SHORT TASK 1:
In the records below, write out every line as a numbered list, from the first line of the records through the line containing "485, 930, 511]", with blank lines omitted.

PASSAGE:
____

Collection: Handwoven Silk Pillows & Cushions — Gyasar, Tanchoi & Ikat

One miscalculation and the pattern dissolves. Gyasar, Tanchoi, and Ikat are three of the most demanding silk traditions – each woven by hand in Varanasi and Pochampally by weavers who train for decades. Every cushion is limited edition. No two are alike.

Common Questions

What is the difference between real ikat and printed ikat?
Real ikat and printed ikat look almost identical in photographs but are structurally different objects. In genuine ikat, the pattern is dyed into the yarn before a single thread is woven — so it exists in the thread itself and appears on both sides of the finished cloth. In printed ikat, a plain woven fabric is stamped with an ikat-like pattern on one side only. The fastest way to tell them apart: turn the fabric over. Genuine ikat shows the pattern on both faces. The second tell is the edge — genuine ikat has a characteristic soft, feathered blur where colours meet, because pre-dyed yarns shift fractionally during weaving and perfect registration is impossible. That blur is not a defect; it is the proof of authenticity. A printed copy will have hard, perfectly sharp colour boundaries and a clean reverse.
Why do ikat patterns have a blurred or feathered edge?
The soft, feathered edge in ikat is caused by the nature of resist-dyeing yarn before weaving. Each yarn bundle is tied and dyed to a pattern, then placed on the loom. As the pre-dyed threads are woven, they shift fractionally with each pass of the shuttle. Perfect colour registration is structurally impossible — wherever one colour meets another, the boundary softens and feathers. This is the technique's defining characteristic, not a flaw. It is also the most reliable way to identify genuine handwoven ikat: if the edges are perfectly crisp and the pattern appears on one side only, you are looking at printed ikat, not woven. Genuinely woven ikat has soft edges and the same pattern on both faces of the cloth.
How long does it take to weave a single silk cushion cover?

____

SHORT TASK 2:
Copy the silk cushion text above in full, word for word.

____

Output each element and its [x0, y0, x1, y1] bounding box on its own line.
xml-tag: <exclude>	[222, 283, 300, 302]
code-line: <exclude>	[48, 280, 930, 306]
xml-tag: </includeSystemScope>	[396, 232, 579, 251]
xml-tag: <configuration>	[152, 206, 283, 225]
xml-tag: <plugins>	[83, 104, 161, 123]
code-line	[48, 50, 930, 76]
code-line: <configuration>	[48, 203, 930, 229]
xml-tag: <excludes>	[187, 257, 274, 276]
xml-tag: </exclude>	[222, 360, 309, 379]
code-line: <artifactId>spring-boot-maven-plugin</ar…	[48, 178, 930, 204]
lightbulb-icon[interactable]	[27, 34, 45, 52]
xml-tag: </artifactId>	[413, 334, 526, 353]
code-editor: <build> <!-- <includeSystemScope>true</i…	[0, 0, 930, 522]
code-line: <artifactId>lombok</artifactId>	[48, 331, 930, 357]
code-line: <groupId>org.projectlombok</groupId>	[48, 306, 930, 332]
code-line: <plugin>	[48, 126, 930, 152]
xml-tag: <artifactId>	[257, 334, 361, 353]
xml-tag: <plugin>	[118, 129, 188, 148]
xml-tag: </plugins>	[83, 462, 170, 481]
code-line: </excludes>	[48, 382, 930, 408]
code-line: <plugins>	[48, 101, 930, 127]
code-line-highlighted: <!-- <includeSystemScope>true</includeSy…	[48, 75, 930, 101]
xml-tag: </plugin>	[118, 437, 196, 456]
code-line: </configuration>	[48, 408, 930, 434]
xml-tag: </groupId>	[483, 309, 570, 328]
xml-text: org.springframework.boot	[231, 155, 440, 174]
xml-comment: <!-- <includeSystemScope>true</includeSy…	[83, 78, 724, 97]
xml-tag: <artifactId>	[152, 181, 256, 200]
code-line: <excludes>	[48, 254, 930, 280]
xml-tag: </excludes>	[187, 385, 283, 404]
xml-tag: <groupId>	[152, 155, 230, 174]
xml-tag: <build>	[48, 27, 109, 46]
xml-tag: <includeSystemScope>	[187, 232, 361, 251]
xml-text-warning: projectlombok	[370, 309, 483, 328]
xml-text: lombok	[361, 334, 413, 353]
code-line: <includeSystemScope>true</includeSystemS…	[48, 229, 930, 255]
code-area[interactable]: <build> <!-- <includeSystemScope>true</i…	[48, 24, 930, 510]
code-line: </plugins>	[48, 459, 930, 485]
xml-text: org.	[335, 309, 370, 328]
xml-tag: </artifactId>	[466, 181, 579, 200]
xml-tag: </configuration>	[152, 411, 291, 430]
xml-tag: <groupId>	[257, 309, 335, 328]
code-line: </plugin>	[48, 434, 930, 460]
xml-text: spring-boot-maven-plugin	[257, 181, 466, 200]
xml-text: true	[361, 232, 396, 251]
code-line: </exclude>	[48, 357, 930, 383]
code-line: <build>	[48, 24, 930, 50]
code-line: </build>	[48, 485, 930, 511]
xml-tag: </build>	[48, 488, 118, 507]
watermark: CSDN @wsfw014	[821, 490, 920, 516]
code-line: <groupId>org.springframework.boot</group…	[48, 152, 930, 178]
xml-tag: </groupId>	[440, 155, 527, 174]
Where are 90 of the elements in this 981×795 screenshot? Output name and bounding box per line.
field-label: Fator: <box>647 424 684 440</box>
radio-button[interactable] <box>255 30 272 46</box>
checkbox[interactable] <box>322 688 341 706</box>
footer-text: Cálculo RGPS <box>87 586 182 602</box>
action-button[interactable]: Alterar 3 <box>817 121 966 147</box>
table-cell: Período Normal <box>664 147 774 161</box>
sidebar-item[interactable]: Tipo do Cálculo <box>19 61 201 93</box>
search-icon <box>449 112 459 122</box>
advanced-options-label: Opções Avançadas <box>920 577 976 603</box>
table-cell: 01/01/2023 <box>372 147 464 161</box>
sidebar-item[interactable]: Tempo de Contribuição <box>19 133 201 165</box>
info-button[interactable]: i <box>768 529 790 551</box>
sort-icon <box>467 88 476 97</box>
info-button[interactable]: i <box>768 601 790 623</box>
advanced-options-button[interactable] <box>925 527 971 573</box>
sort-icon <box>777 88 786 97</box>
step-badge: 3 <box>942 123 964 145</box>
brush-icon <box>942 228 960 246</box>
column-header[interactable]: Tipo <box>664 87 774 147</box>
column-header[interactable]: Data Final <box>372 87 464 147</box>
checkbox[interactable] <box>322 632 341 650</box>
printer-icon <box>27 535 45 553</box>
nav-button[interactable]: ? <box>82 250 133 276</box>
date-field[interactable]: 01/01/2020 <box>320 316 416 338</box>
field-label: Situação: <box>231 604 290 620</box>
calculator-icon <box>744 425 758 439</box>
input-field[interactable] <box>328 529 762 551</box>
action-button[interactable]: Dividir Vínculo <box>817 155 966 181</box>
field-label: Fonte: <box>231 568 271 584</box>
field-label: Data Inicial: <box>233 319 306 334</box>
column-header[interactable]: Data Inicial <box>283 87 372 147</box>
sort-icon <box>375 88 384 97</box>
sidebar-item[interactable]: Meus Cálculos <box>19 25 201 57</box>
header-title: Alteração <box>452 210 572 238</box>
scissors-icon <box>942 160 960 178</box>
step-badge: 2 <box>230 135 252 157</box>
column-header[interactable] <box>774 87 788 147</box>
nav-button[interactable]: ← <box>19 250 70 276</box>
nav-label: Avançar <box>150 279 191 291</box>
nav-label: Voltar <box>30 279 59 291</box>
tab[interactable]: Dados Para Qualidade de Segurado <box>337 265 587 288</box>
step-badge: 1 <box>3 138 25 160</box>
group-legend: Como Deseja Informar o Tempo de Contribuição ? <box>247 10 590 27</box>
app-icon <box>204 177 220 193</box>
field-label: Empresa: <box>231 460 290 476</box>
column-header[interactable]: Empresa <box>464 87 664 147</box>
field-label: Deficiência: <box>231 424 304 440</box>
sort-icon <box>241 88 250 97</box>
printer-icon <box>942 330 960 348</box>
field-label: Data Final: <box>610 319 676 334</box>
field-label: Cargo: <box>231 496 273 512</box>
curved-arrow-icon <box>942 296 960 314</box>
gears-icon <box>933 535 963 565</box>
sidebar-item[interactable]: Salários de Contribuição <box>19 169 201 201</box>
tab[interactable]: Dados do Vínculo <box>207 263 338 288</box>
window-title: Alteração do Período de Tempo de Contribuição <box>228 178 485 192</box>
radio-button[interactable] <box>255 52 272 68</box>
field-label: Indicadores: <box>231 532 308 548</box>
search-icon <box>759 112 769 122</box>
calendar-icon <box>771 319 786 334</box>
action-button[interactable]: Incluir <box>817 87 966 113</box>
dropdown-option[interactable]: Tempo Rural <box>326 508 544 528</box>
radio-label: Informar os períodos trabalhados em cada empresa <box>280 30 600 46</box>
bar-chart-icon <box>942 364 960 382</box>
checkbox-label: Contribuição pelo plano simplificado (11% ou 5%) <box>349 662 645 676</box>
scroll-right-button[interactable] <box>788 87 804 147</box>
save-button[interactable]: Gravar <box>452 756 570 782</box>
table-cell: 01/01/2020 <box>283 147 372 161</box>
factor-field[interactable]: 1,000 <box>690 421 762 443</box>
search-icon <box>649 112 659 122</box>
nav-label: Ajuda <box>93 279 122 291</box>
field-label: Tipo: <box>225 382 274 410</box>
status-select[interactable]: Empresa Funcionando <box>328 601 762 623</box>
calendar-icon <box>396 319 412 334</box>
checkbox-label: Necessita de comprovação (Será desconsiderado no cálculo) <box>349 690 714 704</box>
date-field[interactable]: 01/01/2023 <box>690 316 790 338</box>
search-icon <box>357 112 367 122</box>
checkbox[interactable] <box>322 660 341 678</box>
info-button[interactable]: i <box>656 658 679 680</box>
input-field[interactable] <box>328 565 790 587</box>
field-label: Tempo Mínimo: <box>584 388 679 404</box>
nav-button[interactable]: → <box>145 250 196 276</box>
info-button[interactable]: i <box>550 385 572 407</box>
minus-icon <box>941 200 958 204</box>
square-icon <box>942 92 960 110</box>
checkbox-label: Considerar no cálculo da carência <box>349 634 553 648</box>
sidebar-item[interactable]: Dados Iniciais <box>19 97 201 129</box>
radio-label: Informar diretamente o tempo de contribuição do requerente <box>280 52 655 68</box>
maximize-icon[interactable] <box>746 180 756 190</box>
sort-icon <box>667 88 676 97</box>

____

EXPECTED OUTPUT 1:
1. Output each element and its [x0, y0, x1, y1] bounding box on its own line.
2. xml-tag: <exclude>	[222, 283, 300, 302]
3. code-line: <exclude>	[48, 280, 930, 306]
4. xml-tag: </includeSystemScope>	[396, 232, 579, 251]
5. xml-tag: <configuration>	[152, 206, 283, 225]
6. xml-tag: <plugins>	[83, 104, 161, 123]
7. code-line	[48, 50, 930, 76]
8. code-line: <configuration>	[48, 203, 930, 229]
9. xml-tag: <excludes>	[187, 257, 274, 276]
10. xml-tag: </exclude>	[222, 360, 309, 379]
11. code-line: <artifactId>spring-boot-maven-plugin</ar…	[48, 178, 930, 204]
12. lightbulb-icon[interactable]	[27, 34, 45, 52]
13. xml-tag: </artifactId>	[413, 334, 526, 353]
14. code-editor: <build> <!-- <includeSystemScope>true</i…	[0, 0, 930, 522]
15. code-line: <artifactId>lombok</artifactId>	[48, 331, 930, 357]
16. code-line: <groupId>org.projectlombok</groupId>	[48, 306, 930, 332]
17. code-line: <plugin>	[48, 126, 930, 152]
18. xml-tag: <artifactId>	[257, 334, 361, 353]
19. xml-tag: <plugin>	[118, 129, 188, 148]
20. xml-tag: </plugins>	[83, 462, 170, 481]
21. code-line: </excludes>	[48, 382, 930, 408]
22. code-line: <plugins>	[48, 101, 930, 127]
23. code-line-highlighted: <!-- <includeSystemScope>true</includeSy…	[48, 75, 930, 101]
24. xml-tag: </plugin>	[118, 437, 196, 456]
25. code-line: </configuration>	[48, 408, 930, 434]
26. xml-tag: </groupId>	[483, 309, 570, 328]
27. xml-text: org.springframework.boot	[231, 155, 440, 174]
28. xml-comment: <!-- <includeSystemScope>true</includeSy…	[83, 78, 724, 97]
29. xml-tag: <artifactId>	[152, 181, 256, 200]
30. code-line: <excludes>	[48, 254, 930, 280]
31. xml-tag: </excludes>	[187, 385, 283, 404]
32. xml-tag: <groupId>	[152, 155, 230, 174]
33. xml-tag: <build>	[48, 27, 109, 46]
34. xml-tag: <includeSystemScope>	[187, 232, 361, 251]
35. xml-text-warning: projectlombok	[370, 309, 483, 328]
36. xml-text: lombok	[361, 334, 413, 353]
37. code-line: <includeSystemScope>true</includeSystemS…	[48, 229, 930, 255]
38. code-area[interactable]: <build> <!-- <includeSystemScope>true</i…	[48, 24, 930, 510]
39. code-line: </plugins>	[48, 459, 930, 485]
40. xml-text: org.	[335, 309, 370, 328]
41. xml-tag: </artifactId>	[466, 181, 579, 200]
42. xml-tag: </configuration>	[152, 411, 291, 430]
43. xml-tag: <groupId>	[257, 309, 335, 328]
44. code-line: </plugin>	[48, 434, 930, 460]
45. xml-text: spring-boot-maven-plugin	[257, 181, 466, 200]
46. xml-text: true	[361, 232, 396, 251]
47. code-line: </exclude>	[48, 357, 930, 383]
48. code-line: <build>	[48, 24, 930, 50]
49. code-line: </build>	[48, 485, 930, 511]

EXPECTED OUTPUT 2:
Collection: Handwoven Silk Pillows & Cushions — Gyasar, Tanchoi & Ikat

One miscalculation and the pattern dissolves. Gyasar, Tanchoi, and Ikat are three of the most demanding silk traditions – each woven by hand in Varanasi and Pochampally by weavers who train for decades. Every cushion is limited edition. No two are alike.

Common Questions

What is the difference between real ikat and printed ikat?
Real ikat and printed ikat look almost identical in photographs but are structurally different objects. In genuine ikat, the pattern is dyed into the yarn before a single thread is woven — so it exists in the thread itself and appears on both sides of the finished cloth. In printed ikat, a plain woven fabric is stamped with an ikat-like pattern on one side only. The fastest way to tell them apart: turn the fabric over. Genuine ikat shows the pattern on both faces. The second tell is the edge — genuine ikat has a characteristic soft, feathered blur where colours meet, because pre-dyed yarns shift fractionally during weaving and perfect registration is impossible. That blur is not a defect; it is the proof of authenticity. A printed copy will have hard, perfectly sharp colour boundaries and a clean reverse.
Why do ikat patterns have a blurred or feathered edge?
The soft, feathered edge in ikat is caused by the nature of resist-dyeing yarn before weaving. Each yarn bundle is tied and dyed to a pattern, then placed on the loom. As the pre-dyed threads are woven, they shift fractionally with each pass of the shuttle. Perfect colour registration is structurally impossible — wherever one colour meets another, the boundary softens and feathers. This is the technique's defining characteristic, not a flaw. It is also the most reliable way to identify genuine handwoven ikat: if the edges are perfectly crisp and the pattern appears on one side only, you are looking at printed ikat, not woven. Genuinely woven ikat has soft edges and the same pattern on both faces of the cloth.
How long does it take to weave a single silk cushion cover?